───── The data

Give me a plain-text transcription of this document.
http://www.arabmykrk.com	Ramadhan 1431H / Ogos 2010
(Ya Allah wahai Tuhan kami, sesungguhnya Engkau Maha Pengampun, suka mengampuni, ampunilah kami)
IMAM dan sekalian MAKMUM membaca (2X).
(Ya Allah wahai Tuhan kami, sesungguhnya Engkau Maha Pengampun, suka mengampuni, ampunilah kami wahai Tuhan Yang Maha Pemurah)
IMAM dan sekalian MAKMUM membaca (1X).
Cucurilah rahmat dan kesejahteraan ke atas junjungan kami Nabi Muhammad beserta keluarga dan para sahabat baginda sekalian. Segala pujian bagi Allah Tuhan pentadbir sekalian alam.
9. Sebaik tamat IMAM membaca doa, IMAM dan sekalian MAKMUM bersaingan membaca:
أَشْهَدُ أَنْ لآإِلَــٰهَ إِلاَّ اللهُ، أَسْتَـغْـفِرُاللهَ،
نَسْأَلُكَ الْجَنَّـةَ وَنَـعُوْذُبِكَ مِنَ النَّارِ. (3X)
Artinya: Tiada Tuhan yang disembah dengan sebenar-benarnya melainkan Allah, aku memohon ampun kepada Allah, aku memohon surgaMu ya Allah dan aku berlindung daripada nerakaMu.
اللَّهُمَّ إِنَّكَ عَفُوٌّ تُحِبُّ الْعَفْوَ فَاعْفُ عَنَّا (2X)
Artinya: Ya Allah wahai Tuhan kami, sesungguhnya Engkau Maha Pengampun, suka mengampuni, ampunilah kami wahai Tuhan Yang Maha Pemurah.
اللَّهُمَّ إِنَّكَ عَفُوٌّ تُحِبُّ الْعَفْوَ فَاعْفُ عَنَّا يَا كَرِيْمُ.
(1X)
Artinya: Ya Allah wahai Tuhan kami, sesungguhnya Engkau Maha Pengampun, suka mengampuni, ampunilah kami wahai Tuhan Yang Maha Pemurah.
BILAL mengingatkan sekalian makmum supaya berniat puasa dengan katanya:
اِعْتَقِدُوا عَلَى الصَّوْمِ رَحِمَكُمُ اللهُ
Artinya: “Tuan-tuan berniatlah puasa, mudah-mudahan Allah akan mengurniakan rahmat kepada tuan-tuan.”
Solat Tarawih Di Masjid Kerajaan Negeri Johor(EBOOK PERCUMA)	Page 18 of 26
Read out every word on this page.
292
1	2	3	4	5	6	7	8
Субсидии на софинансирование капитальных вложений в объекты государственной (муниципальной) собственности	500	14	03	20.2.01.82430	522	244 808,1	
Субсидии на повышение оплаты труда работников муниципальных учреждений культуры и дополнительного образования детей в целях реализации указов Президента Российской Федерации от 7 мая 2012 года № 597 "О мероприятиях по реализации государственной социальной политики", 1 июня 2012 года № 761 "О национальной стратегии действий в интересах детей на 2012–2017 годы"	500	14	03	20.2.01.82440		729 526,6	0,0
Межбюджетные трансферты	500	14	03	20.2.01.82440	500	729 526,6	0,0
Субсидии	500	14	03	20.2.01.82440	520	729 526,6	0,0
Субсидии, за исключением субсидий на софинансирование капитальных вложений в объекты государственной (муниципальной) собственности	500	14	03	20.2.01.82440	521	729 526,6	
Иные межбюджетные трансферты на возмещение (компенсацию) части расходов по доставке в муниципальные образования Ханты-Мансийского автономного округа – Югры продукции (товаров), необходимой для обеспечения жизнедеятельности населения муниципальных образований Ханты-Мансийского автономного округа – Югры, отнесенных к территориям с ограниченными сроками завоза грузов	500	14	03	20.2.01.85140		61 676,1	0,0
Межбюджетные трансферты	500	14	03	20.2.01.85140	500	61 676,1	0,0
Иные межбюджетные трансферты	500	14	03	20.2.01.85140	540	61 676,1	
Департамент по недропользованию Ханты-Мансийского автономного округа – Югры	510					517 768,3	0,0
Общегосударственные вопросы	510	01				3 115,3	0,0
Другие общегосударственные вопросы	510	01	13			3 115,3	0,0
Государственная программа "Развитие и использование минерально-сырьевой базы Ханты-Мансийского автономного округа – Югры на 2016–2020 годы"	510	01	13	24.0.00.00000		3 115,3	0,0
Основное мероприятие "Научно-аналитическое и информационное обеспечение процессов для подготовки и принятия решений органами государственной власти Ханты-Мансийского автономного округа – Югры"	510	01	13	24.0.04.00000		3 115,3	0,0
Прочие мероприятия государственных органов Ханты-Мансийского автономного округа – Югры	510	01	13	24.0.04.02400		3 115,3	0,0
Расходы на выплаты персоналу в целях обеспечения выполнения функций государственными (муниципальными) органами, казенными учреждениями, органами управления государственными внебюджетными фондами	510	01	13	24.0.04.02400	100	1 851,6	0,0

──────────
───── The data

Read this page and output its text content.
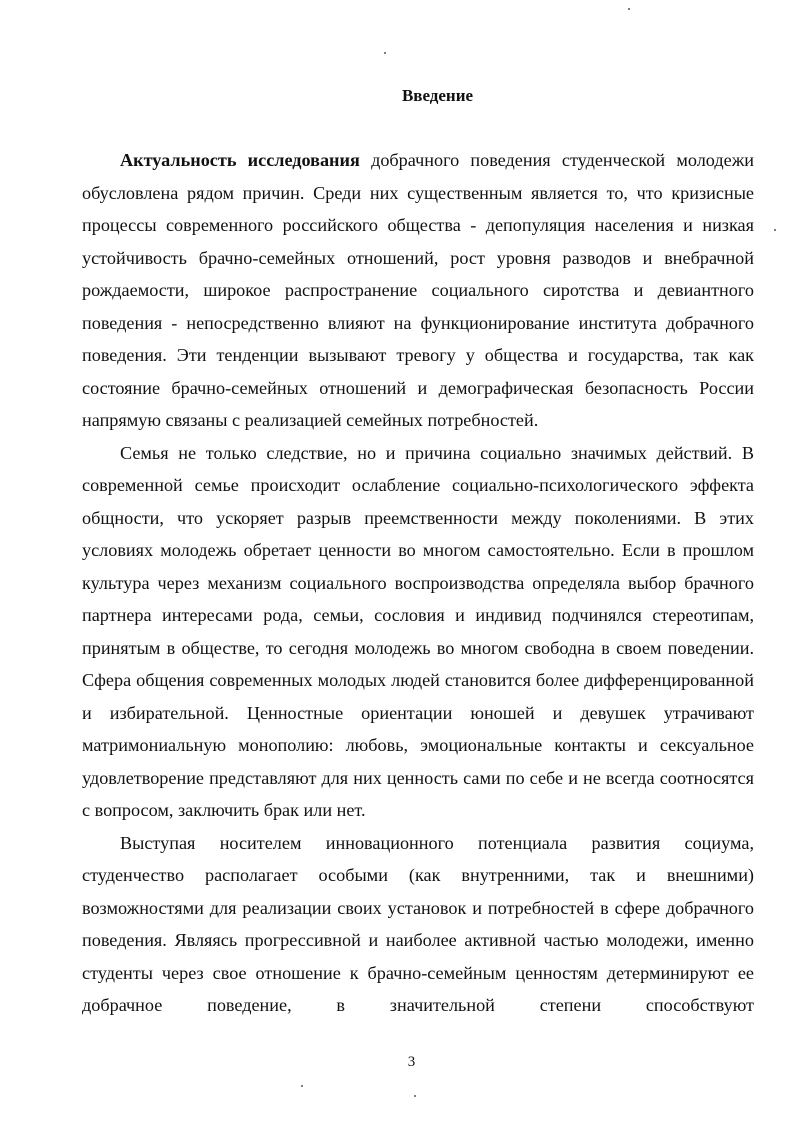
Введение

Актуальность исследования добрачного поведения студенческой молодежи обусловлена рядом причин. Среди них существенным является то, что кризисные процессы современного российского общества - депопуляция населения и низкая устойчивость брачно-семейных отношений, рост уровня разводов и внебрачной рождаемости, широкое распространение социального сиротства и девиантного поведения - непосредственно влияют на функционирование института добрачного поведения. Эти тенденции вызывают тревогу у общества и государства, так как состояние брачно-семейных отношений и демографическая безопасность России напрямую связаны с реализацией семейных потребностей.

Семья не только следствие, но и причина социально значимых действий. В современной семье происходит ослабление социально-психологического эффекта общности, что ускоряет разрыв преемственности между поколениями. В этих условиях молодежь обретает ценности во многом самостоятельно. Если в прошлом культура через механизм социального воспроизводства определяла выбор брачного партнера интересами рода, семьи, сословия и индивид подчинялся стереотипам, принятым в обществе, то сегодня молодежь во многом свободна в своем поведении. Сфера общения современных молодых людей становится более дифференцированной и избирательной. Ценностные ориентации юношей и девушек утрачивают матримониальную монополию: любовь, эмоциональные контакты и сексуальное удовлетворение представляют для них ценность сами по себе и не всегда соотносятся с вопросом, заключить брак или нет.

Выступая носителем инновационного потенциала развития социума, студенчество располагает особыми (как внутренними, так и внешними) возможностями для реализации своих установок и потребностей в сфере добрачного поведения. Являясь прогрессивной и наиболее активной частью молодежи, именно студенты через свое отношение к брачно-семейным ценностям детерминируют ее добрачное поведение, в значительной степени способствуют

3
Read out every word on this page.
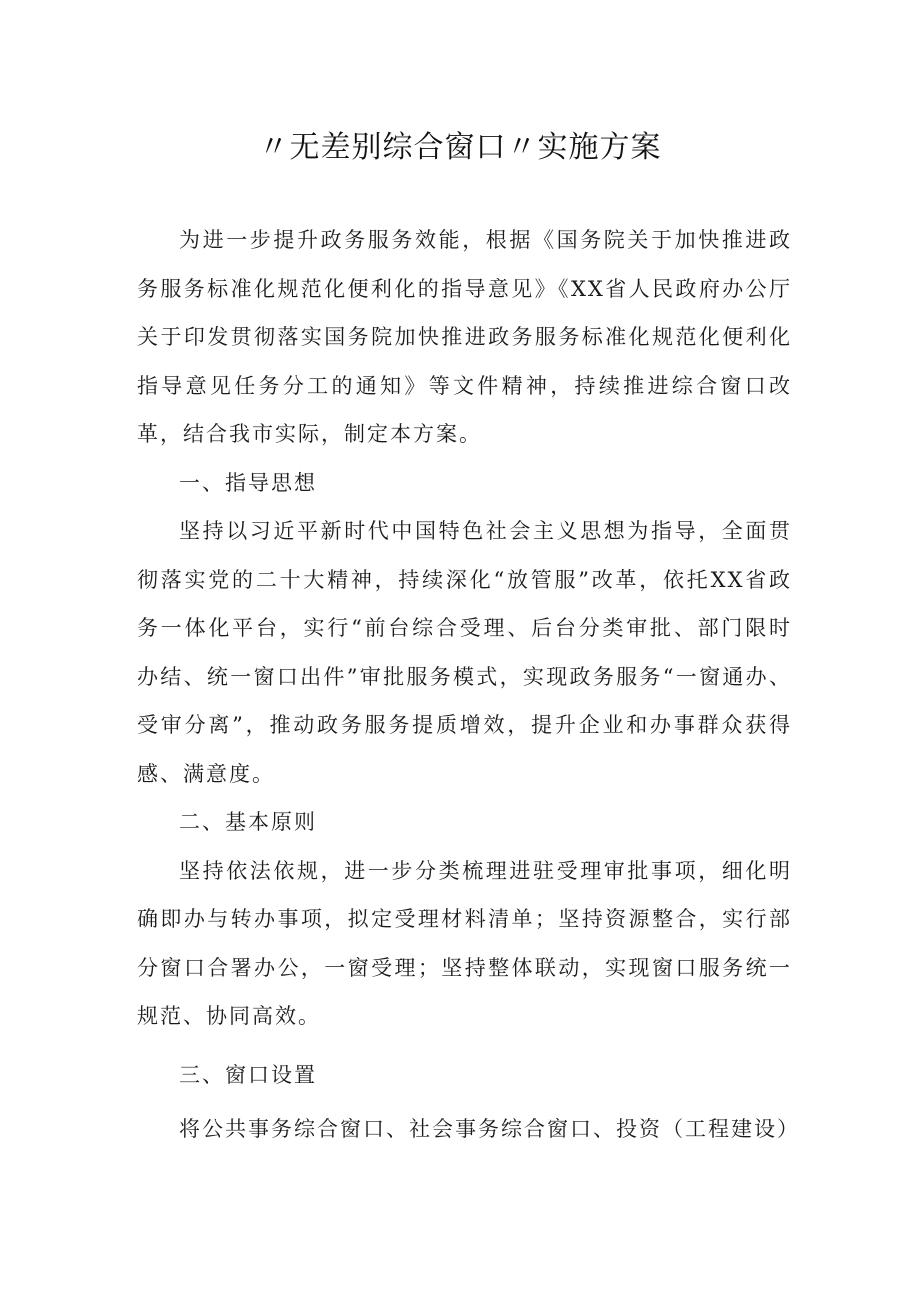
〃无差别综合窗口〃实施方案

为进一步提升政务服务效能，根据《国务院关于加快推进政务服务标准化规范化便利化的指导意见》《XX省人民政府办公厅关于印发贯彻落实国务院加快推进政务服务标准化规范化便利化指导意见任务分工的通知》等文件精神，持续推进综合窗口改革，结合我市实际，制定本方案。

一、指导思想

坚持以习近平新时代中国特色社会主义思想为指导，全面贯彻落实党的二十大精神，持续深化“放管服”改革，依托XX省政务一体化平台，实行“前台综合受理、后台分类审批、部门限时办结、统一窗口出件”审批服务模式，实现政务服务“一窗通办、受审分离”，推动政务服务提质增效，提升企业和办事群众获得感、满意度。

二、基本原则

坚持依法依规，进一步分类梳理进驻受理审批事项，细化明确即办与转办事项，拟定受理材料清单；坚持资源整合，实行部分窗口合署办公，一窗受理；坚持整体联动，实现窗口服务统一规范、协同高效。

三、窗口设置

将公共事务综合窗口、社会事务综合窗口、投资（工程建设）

──────────

Problem to solve: Search the listing for the word "обеспечения" and return each line that holds it.

Answer below:
Иные межбюджетные трансферты на возмещение (компенсацию) части расходов по доставке в муниципальные образования Ханты-Мансийского автономного округа – Югры продукции (товаров), необходимой для обеспечения жизнедеятельности населения муниципальных образований Ханты-Мансийского автономного округа – Югры, отнесенных к территориям с ограниченными сроками завоза грузов	500	14	03	20.2.01.85140		61 676,1	0,0
Расходы на выплаты персоналу в целях обеспечения выполнения функций государственными (муниципальными) органами, казенными учреждениями, органами управления государственными внебюджетными фондами	510	01	13	24.0.04.02400	100	1 851,6	0,0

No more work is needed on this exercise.